(THE EXERCISE)
Repeat the material verbatim. Images are excluded from the copy.

(PROVIDED DATA)
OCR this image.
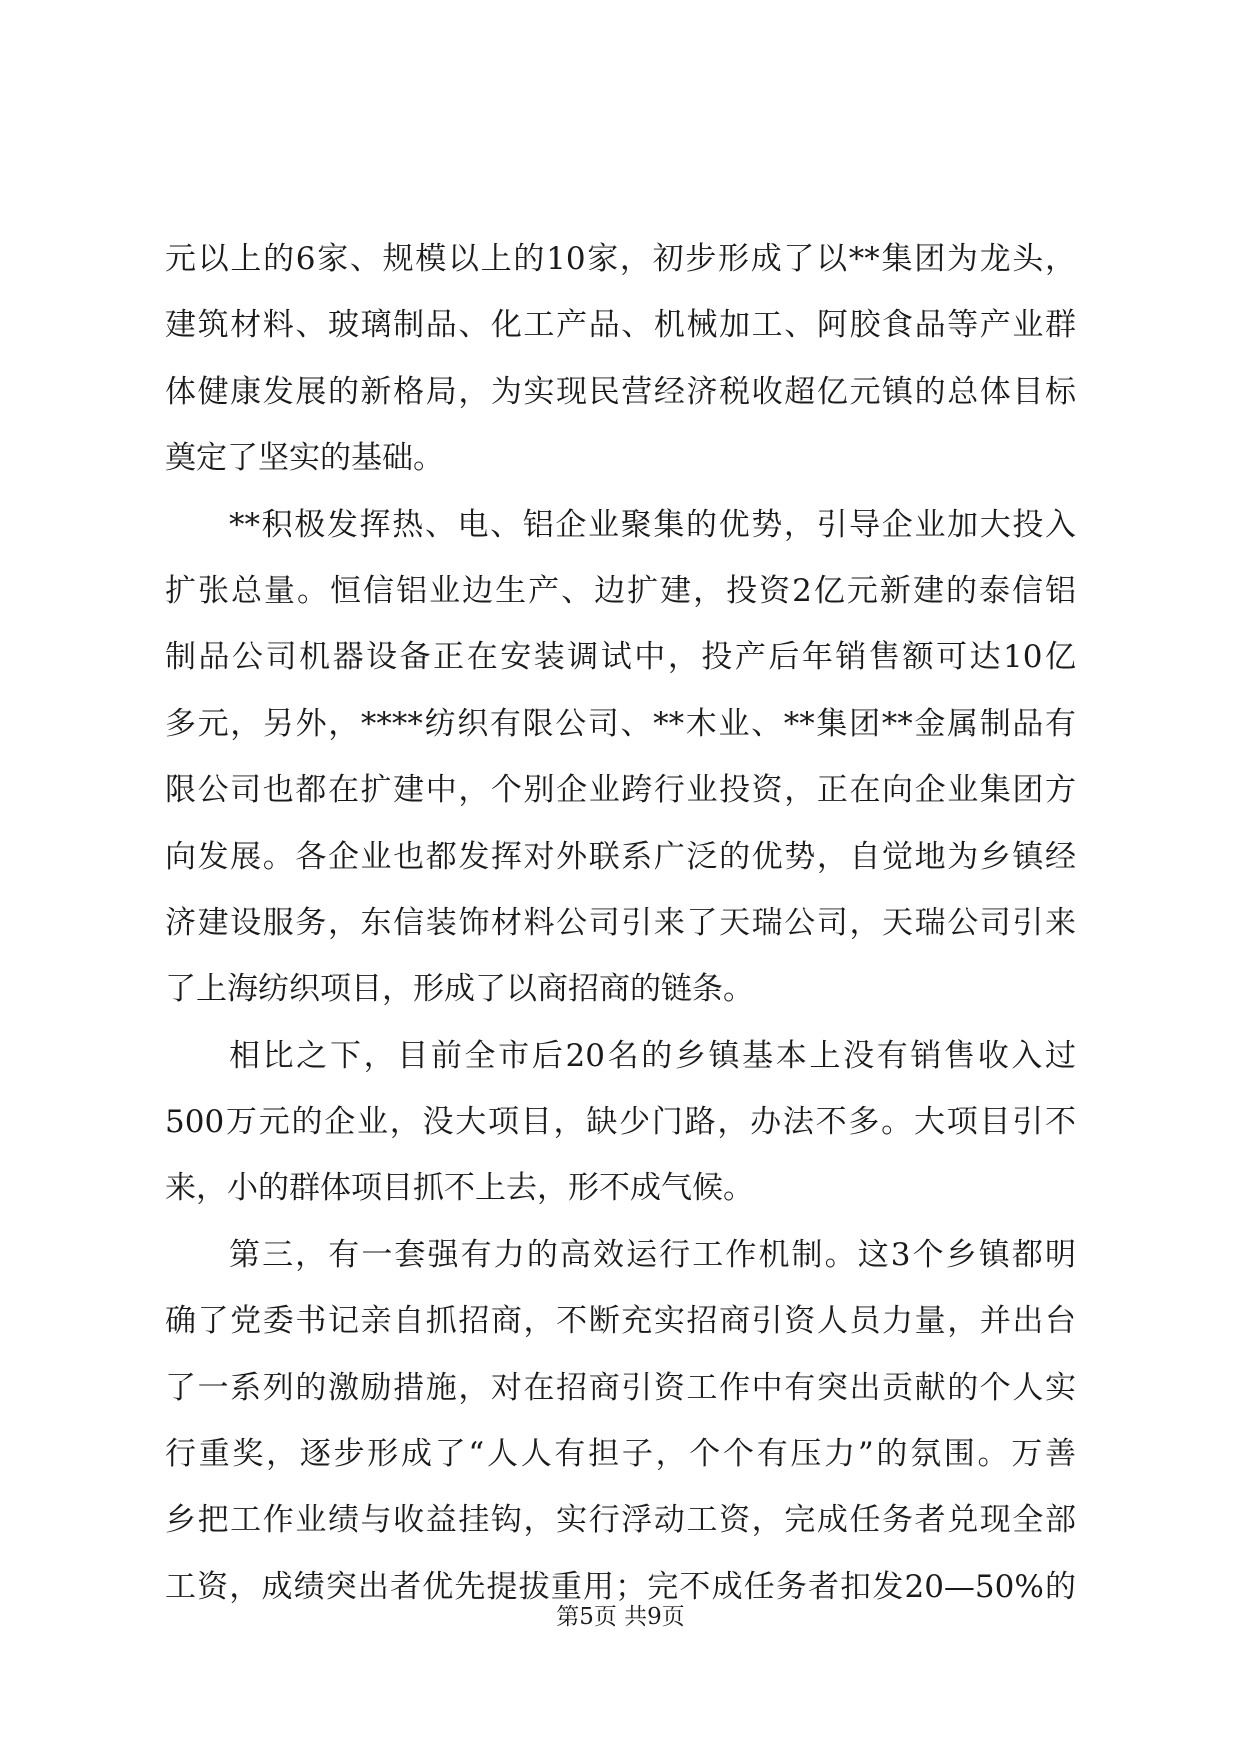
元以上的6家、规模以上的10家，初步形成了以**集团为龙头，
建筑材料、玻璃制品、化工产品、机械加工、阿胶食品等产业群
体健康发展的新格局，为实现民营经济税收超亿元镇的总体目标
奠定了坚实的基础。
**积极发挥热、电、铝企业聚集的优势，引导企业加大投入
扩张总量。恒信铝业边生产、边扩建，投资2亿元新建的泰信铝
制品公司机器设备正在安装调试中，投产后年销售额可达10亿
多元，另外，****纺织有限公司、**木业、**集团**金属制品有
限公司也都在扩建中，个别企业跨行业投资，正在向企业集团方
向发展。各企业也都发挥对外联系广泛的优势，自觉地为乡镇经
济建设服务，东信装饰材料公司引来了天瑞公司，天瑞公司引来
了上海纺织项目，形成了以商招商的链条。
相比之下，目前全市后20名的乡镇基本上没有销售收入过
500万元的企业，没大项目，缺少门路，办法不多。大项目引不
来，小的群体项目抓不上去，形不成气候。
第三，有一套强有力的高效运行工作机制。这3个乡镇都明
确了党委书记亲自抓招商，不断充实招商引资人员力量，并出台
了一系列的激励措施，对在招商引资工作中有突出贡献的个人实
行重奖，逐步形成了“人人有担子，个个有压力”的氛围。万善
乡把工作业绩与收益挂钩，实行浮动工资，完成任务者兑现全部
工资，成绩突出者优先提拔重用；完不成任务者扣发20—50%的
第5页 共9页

(ANSWER TO THE EXERCISE)
OCR this image.
元以上的6家、规模以上的10家，初步形成了以**集团为龙头，
建筑材料、玻璃制品、化工产品、机械加工、阿胶食品等产业群
体健康发展的新格局，为实现民营经济税收超亿元镇的总体目标
奠定了坚实的基础。
**积极发挥热、电、铝企业聚集的优势，引导企业加大投入
扩张总量。恒信铝业边生产、边扩建，投资2亿元新建的泰信铝
制品公司机器设备正在安装调试中，投产后年销售额可达10亿
多元，另外，****纺织有限公司、**木业、**集团**金属制品有
限公司也都在扩建中，个别企业跨行业投资，正在向企业集团方
向发展。各企业也都发挥对外联系广泛的优势，自觉地为乡镇经
济建设服务，东信装饰材料公司引来了天瑞公司，天瑞公司引来
了上海纺织项目，形成了以商招商的链条。
相比之下，目前全市后20名的乡镇基本上没有销售收入过
500万元的企业，没大项目，缺少门路，办法不多。大项目引不
来，小的群体项目抓不上去，形不成气候。
第三，有一套强有力的高效运行工作机制。这3个乡镇都明
确了党委书记亲自抓招商，不断充实招商引资人员力量，并出台
了一系列的激励措施，对在招商引资工作中有突出贡献的个人实
行重奖，逐步形成了“人人有担子，个个有压力”的氛围。万善
乡把工作业绩与收益挂钩，实行浮动工资，完成任务者兑现全部
工资，成绩突出者优先提拔重用；完不成任务者扣发20—50%的
第5页 共9页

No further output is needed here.